▸ **EXERCISE REQUIREMENTS**
Copy everything from the line that contains "list all visible" down to the line that contains "staticText: 11:58 [25,6,125,59]", swapping "components" for "elements" and changing nothing else. Leave the pictures out of your copy.

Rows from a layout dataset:

- - -

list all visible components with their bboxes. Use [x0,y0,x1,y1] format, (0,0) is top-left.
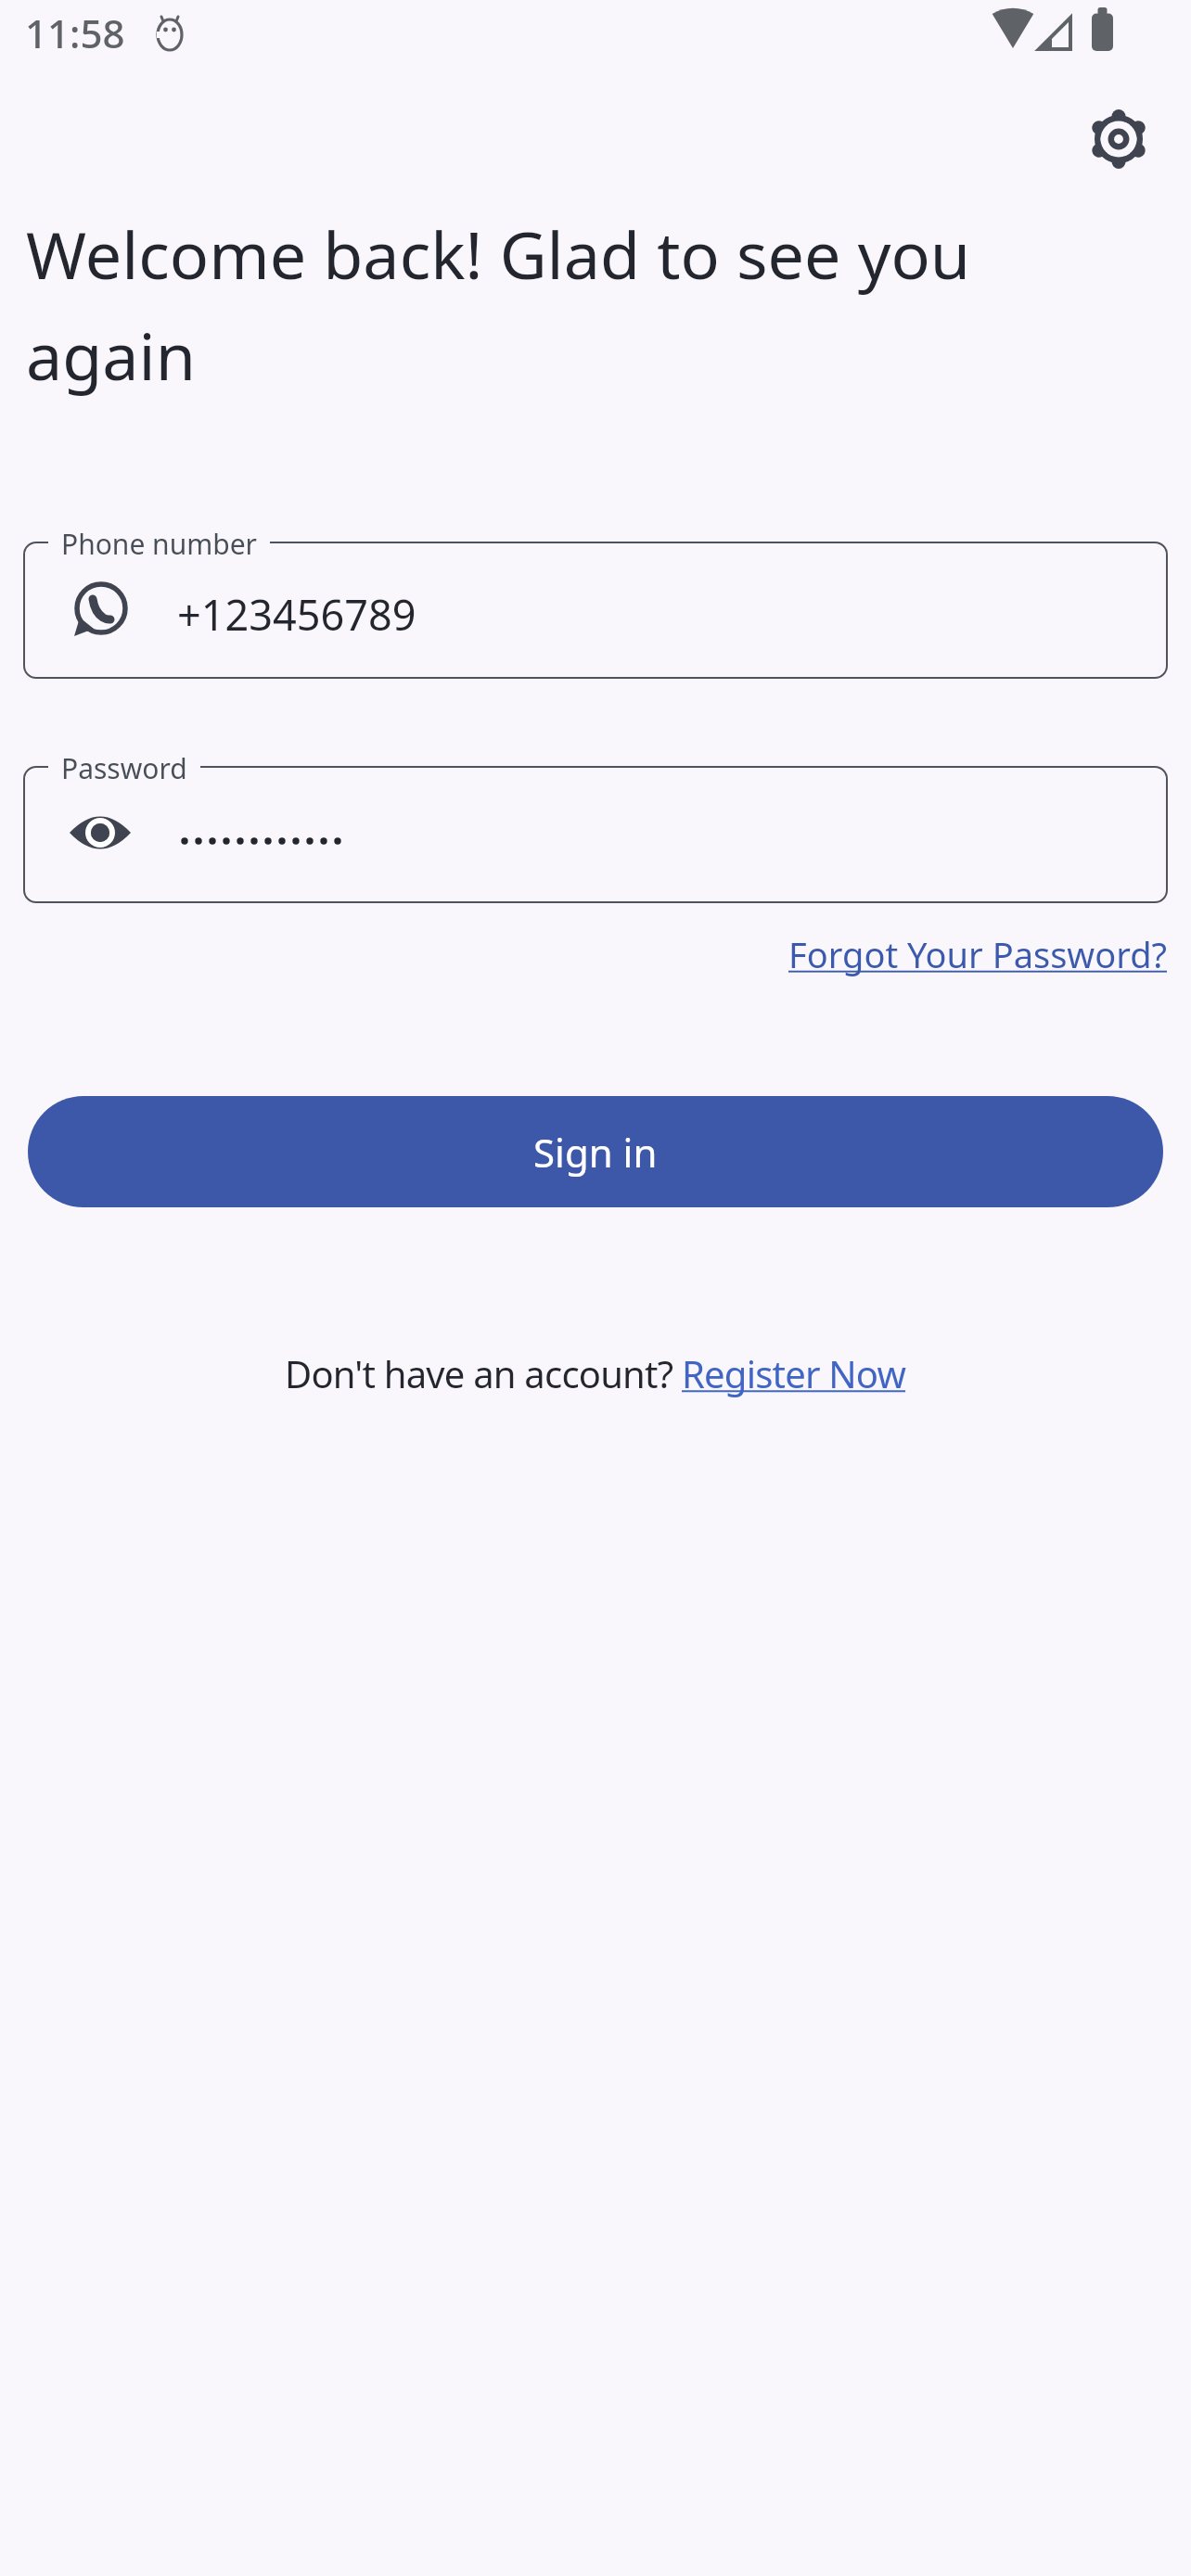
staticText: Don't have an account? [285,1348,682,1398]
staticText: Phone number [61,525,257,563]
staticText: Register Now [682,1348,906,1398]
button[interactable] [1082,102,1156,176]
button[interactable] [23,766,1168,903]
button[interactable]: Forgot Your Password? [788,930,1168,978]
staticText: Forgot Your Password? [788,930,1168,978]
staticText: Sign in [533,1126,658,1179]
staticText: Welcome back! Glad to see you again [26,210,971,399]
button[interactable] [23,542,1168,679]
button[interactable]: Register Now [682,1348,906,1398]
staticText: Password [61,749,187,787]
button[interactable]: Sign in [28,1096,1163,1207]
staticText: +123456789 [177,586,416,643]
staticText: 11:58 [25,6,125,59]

- - -

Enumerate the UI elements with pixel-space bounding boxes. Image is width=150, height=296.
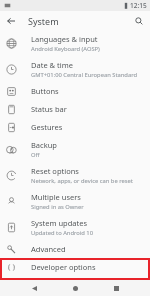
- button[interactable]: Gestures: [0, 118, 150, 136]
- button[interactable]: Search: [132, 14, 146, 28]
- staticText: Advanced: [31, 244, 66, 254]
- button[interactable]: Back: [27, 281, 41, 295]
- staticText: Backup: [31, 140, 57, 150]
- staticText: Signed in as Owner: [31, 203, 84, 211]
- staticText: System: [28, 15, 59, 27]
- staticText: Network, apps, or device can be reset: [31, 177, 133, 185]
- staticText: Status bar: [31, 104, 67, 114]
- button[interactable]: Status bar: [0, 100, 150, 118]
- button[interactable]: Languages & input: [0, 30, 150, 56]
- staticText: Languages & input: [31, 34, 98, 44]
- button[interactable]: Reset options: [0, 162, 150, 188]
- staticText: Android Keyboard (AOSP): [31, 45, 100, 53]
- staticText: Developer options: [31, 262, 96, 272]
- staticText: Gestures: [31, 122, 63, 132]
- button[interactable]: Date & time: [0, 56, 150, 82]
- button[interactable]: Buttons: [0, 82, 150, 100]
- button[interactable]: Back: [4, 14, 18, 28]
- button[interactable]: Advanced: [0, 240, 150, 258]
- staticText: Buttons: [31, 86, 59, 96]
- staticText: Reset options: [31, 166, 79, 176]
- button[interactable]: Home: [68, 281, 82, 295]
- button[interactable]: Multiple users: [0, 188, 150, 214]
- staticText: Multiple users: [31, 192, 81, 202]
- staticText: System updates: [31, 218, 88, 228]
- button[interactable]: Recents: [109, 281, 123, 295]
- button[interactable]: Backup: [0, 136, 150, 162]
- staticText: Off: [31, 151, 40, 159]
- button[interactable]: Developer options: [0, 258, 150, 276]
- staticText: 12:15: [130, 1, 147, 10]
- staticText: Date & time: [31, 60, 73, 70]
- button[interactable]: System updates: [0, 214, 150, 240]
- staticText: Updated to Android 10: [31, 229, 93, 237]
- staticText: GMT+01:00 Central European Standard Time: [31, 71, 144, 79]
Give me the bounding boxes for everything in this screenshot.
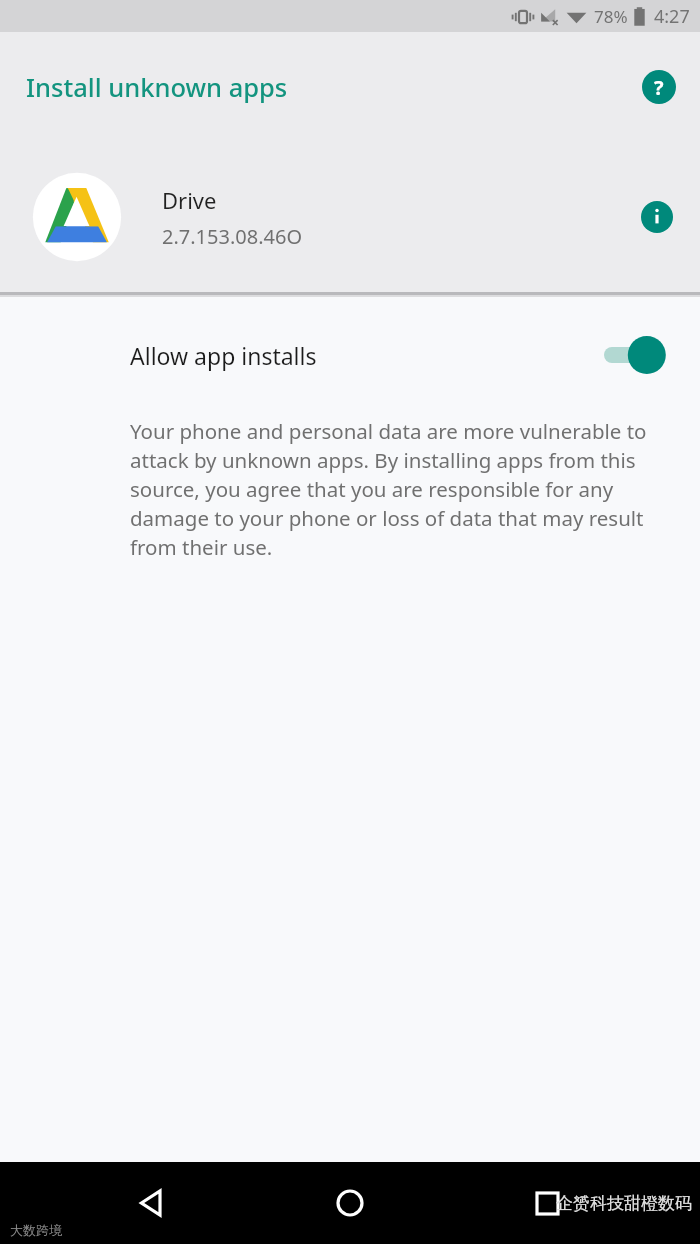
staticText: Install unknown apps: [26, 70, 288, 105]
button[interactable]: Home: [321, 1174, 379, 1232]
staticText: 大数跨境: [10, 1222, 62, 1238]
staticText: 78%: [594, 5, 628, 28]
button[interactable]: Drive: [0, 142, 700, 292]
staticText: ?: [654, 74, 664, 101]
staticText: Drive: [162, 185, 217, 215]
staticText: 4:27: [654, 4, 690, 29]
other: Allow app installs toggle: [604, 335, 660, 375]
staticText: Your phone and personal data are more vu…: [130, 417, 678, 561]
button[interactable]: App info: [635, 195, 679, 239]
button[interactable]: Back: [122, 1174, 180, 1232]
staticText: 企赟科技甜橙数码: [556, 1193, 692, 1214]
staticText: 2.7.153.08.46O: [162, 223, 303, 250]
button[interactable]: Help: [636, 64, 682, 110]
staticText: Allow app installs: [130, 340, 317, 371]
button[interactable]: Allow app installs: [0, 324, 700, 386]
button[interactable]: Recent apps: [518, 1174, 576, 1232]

- - -

▸ **FULL OUTPUT**
list all visible elements with their bboxes. Use [x0,y0,x1,y1] format, (0,0) is top-left.
staticText: Don't have an account? [285,1348,682,1398]
staticText: Phone number [61,525,257,563]
staticText: Register Now [682,1348,906,1398]
button[interactable] [1082,102,1156,176]
button[interactable] [23,766,1168,903]
button[interactable]: Forgot Your Password? [788,930,1168,978]
staticText: Forgot Your Password? [788,930,1168,978]
staticText: Sign in [533,1126,658,1179]
staticText: Welcome back! Glad to see you again [26,210,971,399]
button[interactable] [23,542,1168,679]
button[interactable]: Register Now [682,1348,906,1398]
staticText: Password [61,749,187,787]
button[interactable]: Sign in [28,1096,1163,1207]
staticText: +123456789 [177,586,416,643]
staticText: 11:58 [25,6,125,59]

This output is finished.